DATA SUPPLIED:
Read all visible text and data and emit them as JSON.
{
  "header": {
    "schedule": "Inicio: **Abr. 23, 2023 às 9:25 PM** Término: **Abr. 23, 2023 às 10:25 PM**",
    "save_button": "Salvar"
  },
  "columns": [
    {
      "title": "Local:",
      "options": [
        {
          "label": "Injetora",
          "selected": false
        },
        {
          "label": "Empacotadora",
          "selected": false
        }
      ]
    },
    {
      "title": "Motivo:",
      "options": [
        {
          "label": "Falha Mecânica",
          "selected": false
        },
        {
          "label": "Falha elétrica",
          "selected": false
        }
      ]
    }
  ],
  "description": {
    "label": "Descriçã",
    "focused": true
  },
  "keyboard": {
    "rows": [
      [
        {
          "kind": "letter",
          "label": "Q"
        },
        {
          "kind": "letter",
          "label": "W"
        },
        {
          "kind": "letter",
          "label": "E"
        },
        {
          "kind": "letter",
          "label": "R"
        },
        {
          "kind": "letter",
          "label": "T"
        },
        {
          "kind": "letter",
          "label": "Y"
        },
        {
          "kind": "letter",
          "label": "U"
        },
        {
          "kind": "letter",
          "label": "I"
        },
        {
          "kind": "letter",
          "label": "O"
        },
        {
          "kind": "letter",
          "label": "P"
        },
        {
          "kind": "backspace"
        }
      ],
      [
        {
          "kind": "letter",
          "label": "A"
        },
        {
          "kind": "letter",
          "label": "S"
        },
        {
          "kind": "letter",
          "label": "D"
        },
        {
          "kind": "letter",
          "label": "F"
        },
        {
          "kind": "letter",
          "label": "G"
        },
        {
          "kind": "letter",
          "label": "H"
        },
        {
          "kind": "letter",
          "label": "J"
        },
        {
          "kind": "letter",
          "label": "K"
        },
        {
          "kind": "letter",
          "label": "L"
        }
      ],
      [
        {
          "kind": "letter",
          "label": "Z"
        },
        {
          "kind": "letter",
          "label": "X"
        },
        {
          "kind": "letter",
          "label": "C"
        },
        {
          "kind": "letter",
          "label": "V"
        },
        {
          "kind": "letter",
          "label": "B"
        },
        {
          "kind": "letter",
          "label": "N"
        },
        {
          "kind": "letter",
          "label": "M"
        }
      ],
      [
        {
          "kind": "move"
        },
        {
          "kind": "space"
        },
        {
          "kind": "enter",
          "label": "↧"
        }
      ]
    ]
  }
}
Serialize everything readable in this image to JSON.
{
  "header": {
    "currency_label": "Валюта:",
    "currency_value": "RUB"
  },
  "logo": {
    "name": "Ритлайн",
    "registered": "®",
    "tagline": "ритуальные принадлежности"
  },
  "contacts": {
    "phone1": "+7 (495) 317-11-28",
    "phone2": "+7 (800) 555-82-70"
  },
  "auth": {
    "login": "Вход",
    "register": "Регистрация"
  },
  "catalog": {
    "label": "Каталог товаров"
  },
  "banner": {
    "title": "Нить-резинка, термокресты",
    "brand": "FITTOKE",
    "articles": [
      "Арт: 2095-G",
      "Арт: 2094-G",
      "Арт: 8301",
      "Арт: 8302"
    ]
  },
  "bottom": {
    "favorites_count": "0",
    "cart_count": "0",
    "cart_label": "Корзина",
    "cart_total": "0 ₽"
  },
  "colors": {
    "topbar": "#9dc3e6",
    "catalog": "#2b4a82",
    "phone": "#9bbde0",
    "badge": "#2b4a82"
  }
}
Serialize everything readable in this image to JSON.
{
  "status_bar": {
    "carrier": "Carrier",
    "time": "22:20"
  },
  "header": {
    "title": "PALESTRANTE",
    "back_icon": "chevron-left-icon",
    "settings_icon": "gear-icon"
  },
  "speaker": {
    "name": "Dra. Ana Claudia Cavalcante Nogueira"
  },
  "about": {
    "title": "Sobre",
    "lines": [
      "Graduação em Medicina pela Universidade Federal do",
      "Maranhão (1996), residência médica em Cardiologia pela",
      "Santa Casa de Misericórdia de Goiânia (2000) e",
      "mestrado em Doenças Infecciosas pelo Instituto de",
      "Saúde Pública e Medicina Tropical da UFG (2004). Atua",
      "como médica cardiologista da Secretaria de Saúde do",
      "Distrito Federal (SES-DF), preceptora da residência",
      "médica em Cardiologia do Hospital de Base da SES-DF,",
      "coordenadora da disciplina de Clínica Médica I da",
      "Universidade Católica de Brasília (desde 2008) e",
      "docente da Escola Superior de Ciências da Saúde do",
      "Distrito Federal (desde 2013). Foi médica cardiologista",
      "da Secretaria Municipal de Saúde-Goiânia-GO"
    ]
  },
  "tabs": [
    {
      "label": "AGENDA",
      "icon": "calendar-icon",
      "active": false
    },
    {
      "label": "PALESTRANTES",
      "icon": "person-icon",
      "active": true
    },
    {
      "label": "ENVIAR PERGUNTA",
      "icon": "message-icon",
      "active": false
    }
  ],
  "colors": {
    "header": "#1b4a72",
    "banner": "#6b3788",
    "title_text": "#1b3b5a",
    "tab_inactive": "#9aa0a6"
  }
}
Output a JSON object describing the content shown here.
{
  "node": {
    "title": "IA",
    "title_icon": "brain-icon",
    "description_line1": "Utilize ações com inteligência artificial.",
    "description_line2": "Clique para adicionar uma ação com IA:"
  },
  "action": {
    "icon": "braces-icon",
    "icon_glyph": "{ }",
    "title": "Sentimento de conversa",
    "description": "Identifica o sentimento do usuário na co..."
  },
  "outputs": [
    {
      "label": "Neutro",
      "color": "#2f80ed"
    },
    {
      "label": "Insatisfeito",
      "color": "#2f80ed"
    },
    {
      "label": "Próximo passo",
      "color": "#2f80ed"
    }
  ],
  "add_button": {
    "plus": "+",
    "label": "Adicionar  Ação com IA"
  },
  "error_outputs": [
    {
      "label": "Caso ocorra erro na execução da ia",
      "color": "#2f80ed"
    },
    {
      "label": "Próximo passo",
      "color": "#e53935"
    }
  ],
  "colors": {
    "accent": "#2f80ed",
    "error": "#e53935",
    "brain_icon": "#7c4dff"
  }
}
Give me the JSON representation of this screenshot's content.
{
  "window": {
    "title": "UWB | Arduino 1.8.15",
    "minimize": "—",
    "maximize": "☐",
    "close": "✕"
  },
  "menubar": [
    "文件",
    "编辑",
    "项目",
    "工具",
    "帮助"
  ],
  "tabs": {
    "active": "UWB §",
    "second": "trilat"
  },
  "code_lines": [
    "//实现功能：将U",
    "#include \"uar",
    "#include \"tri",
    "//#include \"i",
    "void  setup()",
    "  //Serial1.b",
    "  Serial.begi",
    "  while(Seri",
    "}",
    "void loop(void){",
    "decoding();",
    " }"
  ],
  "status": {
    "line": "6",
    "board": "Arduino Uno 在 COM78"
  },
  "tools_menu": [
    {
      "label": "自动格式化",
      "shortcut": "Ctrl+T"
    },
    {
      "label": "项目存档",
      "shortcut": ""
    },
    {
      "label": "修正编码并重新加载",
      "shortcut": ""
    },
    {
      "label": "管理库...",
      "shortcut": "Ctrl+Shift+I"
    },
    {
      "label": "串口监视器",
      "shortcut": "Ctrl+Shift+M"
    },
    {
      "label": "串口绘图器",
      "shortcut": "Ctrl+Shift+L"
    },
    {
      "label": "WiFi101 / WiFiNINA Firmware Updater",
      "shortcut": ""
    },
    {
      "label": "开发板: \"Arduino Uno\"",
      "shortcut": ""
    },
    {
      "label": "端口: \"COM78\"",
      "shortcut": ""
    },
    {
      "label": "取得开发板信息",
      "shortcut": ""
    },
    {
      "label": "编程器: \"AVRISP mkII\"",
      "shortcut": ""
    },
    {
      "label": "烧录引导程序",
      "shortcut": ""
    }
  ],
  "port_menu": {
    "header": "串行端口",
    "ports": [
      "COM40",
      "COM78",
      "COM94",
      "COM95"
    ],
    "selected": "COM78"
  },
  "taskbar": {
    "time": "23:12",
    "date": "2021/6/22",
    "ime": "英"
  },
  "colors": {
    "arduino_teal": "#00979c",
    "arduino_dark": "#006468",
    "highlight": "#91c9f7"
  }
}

GIVEN EXERCISE:
For the records above, state how many lines include the string "JSON", giving the number and nothing else.

FINISHED EXERCISE:
5